# Short exercise
Sort through the entries below and pull out lines containing the word "vývar".
─── Dataset records
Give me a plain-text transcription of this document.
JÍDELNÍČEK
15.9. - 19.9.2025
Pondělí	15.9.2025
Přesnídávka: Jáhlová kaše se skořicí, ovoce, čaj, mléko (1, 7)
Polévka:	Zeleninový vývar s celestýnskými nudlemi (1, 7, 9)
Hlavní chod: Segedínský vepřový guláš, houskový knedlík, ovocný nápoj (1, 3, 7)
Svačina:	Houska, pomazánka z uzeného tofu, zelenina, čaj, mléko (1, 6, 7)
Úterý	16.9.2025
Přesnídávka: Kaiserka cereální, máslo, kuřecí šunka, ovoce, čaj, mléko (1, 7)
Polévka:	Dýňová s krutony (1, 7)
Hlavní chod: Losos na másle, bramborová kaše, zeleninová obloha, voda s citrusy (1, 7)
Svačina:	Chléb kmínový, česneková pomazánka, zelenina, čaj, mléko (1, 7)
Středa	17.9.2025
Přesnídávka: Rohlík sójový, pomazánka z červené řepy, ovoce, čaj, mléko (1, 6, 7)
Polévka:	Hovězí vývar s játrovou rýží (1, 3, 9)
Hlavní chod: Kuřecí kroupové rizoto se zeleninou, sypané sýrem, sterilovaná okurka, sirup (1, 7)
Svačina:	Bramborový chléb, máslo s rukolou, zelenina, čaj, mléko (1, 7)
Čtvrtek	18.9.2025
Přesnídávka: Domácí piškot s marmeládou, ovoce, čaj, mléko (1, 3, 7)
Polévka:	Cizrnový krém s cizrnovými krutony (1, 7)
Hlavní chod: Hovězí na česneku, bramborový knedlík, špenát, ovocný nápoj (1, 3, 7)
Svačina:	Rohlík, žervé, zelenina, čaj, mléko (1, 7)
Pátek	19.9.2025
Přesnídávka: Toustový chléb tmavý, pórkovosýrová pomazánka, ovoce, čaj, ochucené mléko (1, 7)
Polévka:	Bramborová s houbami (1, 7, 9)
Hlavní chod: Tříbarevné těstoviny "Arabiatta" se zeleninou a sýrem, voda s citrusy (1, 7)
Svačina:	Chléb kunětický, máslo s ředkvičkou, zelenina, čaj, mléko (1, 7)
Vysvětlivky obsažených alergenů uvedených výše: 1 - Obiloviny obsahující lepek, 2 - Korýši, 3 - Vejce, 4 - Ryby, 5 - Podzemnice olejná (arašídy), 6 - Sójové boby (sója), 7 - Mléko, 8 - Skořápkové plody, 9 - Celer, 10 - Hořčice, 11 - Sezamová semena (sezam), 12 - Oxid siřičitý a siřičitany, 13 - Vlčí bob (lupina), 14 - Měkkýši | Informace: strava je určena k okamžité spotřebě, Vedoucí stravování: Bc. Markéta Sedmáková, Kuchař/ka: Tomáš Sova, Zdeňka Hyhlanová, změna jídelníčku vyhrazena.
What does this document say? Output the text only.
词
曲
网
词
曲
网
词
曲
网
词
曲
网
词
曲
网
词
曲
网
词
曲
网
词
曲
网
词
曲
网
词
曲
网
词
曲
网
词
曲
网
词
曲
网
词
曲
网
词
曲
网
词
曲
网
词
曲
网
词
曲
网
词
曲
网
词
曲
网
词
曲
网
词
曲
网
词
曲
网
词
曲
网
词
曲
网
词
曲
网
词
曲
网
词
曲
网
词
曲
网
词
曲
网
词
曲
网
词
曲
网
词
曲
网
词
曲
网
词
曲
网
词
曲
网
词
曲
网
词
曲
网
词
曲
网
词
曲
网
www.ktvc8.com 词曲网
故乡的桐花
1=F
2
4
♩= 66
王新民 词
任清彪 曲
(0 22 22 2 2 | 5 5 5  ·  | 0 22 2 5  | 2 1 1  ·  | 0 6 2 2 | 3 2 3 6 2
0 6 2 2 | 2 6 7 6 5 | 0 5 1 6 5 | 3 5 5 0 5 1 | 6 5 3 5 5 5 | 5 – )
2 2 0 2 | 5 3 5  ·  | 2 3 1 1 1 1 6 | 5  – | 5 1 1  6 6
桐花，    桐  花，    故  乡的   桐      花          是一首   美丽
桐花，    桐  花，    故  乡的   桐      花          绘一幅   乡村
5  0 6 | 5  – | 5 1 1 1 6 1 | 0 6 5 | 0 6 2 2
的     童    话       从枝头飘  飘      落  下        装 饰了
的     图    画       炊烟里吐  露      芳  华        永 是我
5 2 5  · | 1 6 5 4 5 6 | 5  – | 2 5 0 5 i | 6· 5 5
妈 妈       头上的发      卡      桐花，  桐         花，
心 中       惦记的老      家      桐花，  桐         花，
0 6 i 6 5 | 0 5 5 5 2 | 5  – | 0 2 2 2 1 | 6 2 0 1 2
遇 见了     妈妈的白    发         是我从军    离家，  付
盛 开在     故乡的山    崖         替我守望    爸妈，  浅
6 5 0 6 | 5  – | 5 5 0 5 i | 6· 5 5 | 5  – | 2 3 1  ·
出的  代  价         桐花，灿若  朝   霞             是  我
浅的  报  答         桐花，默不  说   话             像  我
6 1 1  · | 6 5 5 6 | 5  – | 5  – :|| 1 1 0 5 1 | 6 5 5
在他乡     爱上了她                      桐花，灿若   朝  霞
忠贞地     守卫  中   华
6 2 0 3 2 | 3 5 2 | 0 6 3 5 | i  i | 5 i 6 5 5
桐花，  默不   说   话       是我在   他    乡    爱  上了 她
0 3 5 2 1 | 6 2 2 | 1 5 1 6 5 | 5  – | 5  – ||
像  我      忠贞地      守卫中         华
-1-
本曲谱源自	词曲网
──────
# Problem solution
Polévka:	Zeleninový vývar s celestýnskými nudlemi (1, 7, 9)
Polévka:	Hovězí vývar s játrovou rýží (1, 3, 9)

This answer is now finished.